Exercise goal — Write out each record again exactly as it stands.

Stored rows —
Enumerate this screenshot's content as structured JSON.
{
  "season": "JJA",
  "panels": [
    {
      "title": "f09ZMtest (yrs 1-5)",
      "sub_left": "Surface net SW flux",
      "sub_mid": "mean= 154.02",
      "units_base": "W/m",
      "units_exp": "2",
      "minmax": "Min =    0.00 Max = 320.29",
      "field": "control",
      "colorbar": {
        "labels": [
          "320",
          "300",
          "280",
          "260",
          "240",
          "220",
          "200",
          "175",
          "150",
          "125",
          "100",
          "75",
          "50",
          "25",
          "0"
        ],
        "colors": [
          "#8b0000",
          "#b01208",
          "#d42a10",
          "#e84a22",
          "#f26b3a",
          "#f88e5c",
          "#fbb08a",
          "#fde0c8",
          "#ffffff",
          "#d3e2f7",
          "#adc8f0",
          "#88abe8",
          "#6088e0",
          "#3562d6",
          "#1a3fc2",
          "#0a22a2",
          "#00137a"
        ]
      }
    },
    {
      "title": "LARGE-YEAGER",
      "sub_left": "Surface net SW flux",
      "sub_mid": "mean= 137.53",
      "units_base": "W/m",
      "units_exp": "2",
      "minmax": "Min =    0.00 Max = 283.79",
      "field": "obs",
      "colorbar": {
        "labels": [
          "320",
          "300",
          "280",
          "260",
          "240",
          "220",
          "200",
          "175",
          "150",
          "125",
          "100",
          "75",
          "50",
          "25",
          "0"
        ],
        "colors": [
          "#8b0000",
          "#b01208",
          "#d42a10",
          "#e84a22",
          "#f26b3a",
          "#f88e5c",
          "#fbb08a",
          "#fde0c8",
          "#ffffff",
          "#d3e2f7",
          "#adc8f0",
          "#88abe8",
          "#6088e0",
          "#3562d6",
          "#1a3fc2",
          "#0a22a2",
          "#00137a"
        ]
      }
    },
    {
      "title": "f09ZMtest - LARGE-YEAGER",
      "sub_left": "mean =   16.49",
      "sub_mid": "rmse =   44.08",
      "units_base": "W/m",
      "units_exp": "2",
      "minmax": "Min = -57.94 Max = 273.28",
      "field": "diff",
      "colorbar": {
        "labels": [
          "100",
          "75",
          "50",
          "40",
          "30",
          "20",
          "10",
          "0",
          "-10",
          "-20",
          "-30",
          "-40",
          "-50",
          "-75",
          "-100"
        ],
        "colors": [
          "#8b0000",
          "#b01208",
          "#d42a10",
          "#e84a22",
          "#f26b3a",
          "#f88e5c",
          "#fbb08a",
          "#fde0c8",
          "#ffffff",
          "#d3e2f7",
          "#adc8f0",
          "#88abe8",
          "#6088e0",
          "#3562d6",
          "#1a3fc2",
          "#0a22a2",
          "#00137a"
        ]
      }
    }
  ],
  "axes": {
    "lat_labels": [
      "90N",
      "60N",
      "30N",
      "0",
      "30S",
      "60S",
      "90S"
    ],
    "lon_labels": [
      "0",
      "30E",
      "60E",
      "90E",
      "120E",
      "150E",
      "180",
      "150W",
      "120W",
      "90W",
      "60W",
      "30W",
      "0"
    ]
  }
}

Response to this exercise —
Enumerate this screenshot's content as structured JSON.
{
  "season": "JJA",
  "panels": [
    {
      "title": "f09ZMtest (yrs 1-5)",
      "sub_left": "Surface net SW flux",
      "sub_mid": "mean= 154.02",
      "units_base": "W/m",
      "units_exp": "2",
      "minmax": "Min =    0.00 Max = 320.29",
      "field": "control",
      "colorbar": {
        "labels": [
          "320",
          "300",
          "280",
          "260",
          "240",
          "220",
          "200",
          "175",
          "150",
          "125",
          "100",
          "75",
          "50",
          "25",
          "0"
        ],
        "colors": [
          "#8b0000",
          "#b01208",
          "#d42a10",
          "#e84a22",
          "#f26b3a",
          "#f88e5c",
          "#fbb08a",
          "#fde0c8",
          "#ffffff",
          "#d3e2f7",
          "#adc8f0",
          "#88abe8",
          "#6088e0",
          "#3562d6",
          "#1a3fc2",
          "#0a22a2",
          "#00137a"
        ]
      }
    },
    {
      "title": "LARGE-YEAGER",
      "sub_left": "Surface net SW flux",
      "sub_mid": "mean= 137.53",
      "units_base": "W/m",
      "units_exp": "2",
      "minmax": "Min =    0.00 Max = 283.79",
      "field": "obs",
      "colorbar": {
        "labels": [
          "320",
          "300",
          "280",
          "260",
          "240",
          "220",
          "200",
          "175",
          "150",
          "125",
          "100",
          "75",
          "50",
          "25",
          "0"
        ],
        "colors": [
          "#8b0000",
          "#b01208",
          "#d42a10",
          "#e84a22",
          "#f26b3a",
          "#f88e5c",
          "#fbb08a",
          "#fde0c8",
          "#ffffff",
          "#d3e2f7",
          "#adc8f0",
          "#88abe8",
          "#6088e0",
          "#3562d6",
          "#1a3fc2",
          "#0a22a2",
          "#00137a"
        ]
      }
    },
    {
      "title": "f09ZMtest - LARGE-YEAGER",
      "sub_left": "mean =   16.49",
      "sub_mid": "rmse =   44.08",
      "units_base": "W/m",
      "units_exp": "2",
      "minmax": "Min = -57.94 Max = 273.28",
      "field": "diff",
      "colorbar": {
        "labels": [
          "100",
          "75",
          "50",
          "40",
          "30",
          "20",
          "10",
          "0",
          "-10",
          "-20",
          "-30",
          "-40",
          "-50",
          "-75",
          "-100"
        ],
        "colors": [
          "#8b0000",
          "#b01208",
          "#d42a10",
          "#e84a22",
          "#f26b3a",
          "#f88e5c",
          "#fbb08a",
          "#fde0c8",
          "#ffffff",
          "#d3e2f7",
          "#adc8f0",
          "#88abe8",
          "#6088e0",
          "#3562d6",
          "#1a3fc2",
          "#0a22a2",
          "#00137a"
        ]
      }
    }
  ],
  "axes": {
    "lat_labels": [
      "90N",
      "60N",
      "30N",
      "0",
      "30S",
      "60S",
      "90S"
    ],
    "lon_labels": [
      "0",
      "30E",
      "60E",
      "90E",
      "120E",
      "150E",
      "180",
      "150W",
      "120W",
      "90W",
      "60W",
      "30W",
      "0"
    ]
  }
}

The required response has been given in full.